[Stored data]
☆ ☆ ☆ ☆ ☆

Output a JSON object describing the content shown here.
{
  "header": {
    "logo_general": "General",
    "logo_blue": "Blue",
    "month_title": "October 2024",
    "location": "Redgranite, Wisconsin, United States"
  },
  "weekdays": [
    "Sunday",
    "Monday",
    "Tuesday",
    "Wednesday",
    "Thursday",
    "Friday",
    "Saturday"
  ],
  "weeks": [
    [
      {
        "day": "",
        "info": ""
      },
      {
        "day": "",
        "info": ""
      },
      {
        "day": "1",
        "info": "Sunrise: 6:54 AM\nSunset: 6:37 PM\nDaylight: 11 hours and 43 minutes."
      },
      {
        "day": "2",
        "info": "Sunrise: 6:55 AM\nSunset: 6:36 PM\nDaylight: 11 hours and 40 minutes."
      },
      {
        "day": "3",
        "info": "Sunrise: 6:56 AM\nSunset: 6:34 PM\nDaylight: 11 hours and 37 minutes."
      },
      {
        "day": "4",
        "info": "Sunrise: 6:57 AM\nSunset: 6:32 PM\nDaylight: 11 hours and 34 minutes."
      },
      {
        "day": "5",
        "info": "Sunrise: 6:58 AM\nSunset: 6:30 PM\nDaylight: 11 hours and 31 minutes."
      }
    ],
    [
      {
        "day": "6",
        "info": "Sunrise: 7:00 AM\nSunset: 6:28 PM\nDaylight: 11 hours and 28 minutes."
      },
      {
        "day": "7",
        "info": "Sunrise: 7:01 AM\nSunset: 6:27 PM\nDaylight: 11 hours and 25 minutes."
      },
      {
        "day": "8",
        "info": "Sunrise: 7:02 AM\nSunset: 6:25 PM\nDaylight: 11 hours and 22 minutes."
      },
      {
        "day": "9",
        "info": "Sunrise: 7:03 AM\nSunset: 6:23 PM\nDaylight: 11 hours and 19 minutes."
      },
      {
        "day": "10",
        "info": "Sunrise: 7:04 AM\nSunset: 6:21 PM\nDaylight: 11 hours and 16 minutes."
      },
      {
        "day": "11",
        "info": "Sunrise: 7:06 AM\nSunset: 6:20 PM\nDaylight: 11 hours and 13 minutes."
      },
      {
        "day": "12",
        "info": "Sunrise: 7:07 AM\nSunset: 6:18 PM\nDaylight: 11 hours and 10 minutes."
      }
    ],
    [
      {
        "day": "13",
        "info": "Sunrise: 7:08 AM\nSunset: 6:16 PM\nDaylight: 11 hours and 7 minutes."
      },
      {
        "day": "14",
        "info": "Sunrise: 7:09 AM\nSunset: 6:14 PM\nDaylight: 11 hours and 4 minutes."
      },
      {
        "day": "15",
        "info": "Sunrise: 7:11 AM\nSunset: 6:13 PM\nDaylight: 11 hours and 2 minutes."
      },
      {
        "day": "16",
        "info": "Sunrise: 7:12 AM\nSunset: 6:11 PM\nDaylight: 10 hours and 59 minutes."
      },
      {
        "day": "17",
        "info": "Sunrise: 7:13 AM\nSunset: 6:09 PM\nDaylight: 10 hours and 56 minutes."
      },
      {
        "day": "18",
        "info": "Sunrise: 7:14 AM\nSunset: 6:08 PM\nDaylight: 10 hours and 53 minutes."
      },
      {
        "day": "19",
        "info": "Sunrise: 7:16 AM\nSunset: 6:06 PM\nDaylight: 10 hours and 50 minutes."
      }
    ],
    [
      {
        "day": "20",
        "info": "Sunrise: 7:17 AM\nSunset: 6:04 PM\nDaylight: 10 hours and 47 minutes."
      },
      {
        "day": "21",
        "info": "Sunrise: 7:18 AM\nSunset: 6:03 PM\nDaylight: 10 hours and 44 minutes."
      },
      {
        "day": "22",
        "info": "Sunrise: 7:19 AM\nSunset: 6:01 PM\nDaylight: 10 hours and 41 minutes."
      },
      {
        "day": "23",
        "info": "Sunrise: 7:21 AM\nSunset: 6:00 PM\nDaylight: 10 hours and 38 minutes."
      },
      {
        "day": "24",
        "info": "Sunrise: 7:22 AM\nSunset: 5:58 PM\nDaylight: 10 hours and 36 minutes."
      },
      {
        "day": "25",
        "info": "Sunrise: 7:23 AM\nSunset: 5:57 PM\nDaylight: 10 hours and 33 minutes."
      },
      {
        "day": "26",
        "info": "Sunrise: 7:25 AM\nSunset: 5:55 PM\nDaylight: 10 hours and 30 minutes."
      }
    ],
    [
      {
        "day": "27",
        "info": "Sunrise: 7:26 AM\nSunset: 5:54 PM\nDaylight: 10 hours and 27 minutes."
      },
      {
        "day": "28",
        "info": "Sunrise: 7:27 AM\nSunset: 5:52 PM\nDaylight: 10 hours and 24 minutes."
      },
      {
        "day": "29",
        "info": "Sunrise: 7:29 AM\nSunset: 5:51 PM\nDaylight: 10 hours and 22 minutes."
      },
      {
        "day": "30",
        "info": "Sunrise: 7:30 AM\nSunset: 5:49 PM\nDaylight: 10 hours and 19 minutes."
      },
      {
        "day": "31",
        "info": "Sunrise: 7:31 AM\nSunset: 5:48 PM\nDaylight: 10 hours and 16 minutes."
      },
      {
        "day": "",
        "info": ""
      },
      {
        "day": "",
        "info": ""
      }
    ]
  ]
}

☆ ☆ ☆ ☆ ☆

Written instruction =>
Set every line of the listing down word for word.

Correct response =>
Output a JSON object describing the content shown here.
{
  "header": {
    "logo_general": "General",
    "logo_blue": "Blue",
    "month_title": "October 2024",
    "location": "Redgranite, Wisconsin, United States"
  },
  "weekdays": [
    "Sunday",
    "Monday",
    "Tuesday",
    "Wednesday",
    "Thursday",
    "Friday",
    "Saturday"
  ],
  "weeks": [
    [
      {
        "day": "",
        "info": ""
      },
      {
        "day": "",
        "info": ""
      },
      {
        "day": "1",
        "info": "Sunrise: 6:54 AM\nSunset: 6:37 PM\nDaylight: 11 hours and 43 minutes."
      },
      {
        "day": "2",
        "info": "Sunrise: 6:55 AM\nSunset: 6:36 PM\nDaylight: 11 hours and 40 minutes."
      },
      {
        "day": "3",
        "info": "Sunrise: 6:56 AM\nSunset: 6:34 PM\nDaylight: 11 hours and 37 minutes."
      },
      {
        "day": "4",
        "info": "Sunrise: 6:57 AM\nSunset: 6:32 PM\nDaylight: 11 hours and 34 minutes."
      },
      {
        "day": "5",
        "info": "Sunrise: 6:58 AM\nSunset: 6:30 PM\nDaylight: 11 hours and 31 minutes."
      }
    ],
    [
      {
        "day": "6",
        "info": "Sunrise: 7:00 AM\nSunset: 6:28 PM\nDaylight: 11 hours and 28 minutes."
      },
      {
        "day": "7",
        "info": "Sunrise: 7:01 AM\nSunset: 6:27 PM\nDaylight: 11 hours and 25 minutes."
      },
      {
        "day": "8",
        "info": "Sunrise: 7:02 AM\nSunset: 6:25 PM\nDaylight: 11 hours and 22 minutes."
      },
      {
        "day": "9",
        "info": "Sunrise: 7:03 AM\nSunset: 6:23 PM\nDaylight: 11 hours and 19 minutes."
      },
      {
        "day": "10",
        "info": "Sunrise: 7:04 AM\nSunset: 6:21 PM\nDaylight: 11 hours and 16 minutes."
      },
      {
        "day": "11",
        "info": "Sunrise: 7:06 AM\nSunset: 6:20 PM\nDaylight: 11 hours and 13 minutes."
      },
      {
        "day": "12",
        "info": "Sunrise: 7:07 AM\nSunset: 6:18 PM\nDaylight: 11 hours and 10 minutes."
      }
    ],
    [
      {
        "day": "13",
        "info": "Sunrise: 7:08 AM\nSunset: 6:16 PM\nDaylight: 11 hours and 7 minutes."
      },
      {
        "day": "14",
        "info": "Sunrise: 7:09 AM\nSunset: 6:14 PM\nDaylight: 11 hours and 4 minutes."
      },
      {
        "day": "15",
        "info": "Sunrise: 7:11 AM\nSunset: 6:13 PM\nDaylight: 11 hours and 2 minutes."
      },
      {
        "day": "16",
        "info": "Sunrise: 7:12 AM\nSunset: 6:11 PM\nDaylight: 10 hours and 59 minutes."
      },
      {
        "day": "17",
        "info": "Sunrise: 7:13 AM\nSunset: 6:09 PM\nDaylight: 10 hours and 56 minutes."
      },
      {
        "day": "18",
        "info": "Sunrise: 7:14 AM\nSunset: 6:08 PM\nDaylight: 10 hours and 53 minutes."
      },
      {
        "day": "19",
        "info": "Sunrise: 7:16 AM\nSunset: 6:06 PM\nDaylight: 10 hours and 50 minutes."
      }
    ],
    [
      {
        "day": "20",
        "info": "Sunrise: 7:17 AM\nSunset: 6:04 PM\nDaylight: 10 hours and 47 minutes."
      },
      {
        "day": "21",
        "info": "Sunrise: 7:18 AM\nSunset: 6:03 PM\nDaylight: 10 hours and 44 minutes."
      },
      {
        "day": "22",
        "info": "Sunrise: 7:19 AM\nSunset: 6:01 PM\nDaylight: 10 hours and 41 minutes."
      },
      {
        "day": "23",
        "info": "Sunrise: 7:21 AM\nSunset: 6:00 PM\nDaylight: 10 hours and 38 minutes."
      },
      {
        "day": "24",
        "info": "Sunrise: 7:22 AM\nSunset: 5:58 PM\nDaylight: 10 hours and 36 minutes."
      },
      {
        "day": "25",
        "info": "Sunrise: 7:23 AM\nSunset: 5:57 PM\nDaylight: 10 hours and 33 minutes."
      },
      {
        "day": "26",
        "info": "Sunrise: 7:25 AM\nSunset: 5:55 PM\nDaylight: 10 hours and 30 minutes."
      }
    ],
    [
      {
        "day": "27",
        "info": "Sunrise: 7:26 AM\nSunset: 5:54 PM\nDaylight: 10 hours and 27 minutes."
      },
      {
        "day": "28",
        "info": "Sunrise: 7:27 AM\nSunset: 5:52 PM\nDaylight: 10 hours and 24 minutes."
      },
      {
        "day": "29",
        "info": "Sunrise: 7:29 AM\nSunset: 5:51 PM\nDaylight: 10 hours and 22 minutes."
      },
      {
        "day": "30",
        "info": "Sunrise: 7:30 AM\nSunset: 5:49 PM\nDaylight: 10 hours and 19 minutes."
      },
      {
        "day": "31",
        "info": "Sunrise: 7:31 AM\nSunset: 5:48 PM\nDaylight: 10 hours and 16 minutes."
      },
      {
        "day": "",
        "info": ""
      },
      {
        "day": "",
        "info": ""
      }
    ]
  ]
}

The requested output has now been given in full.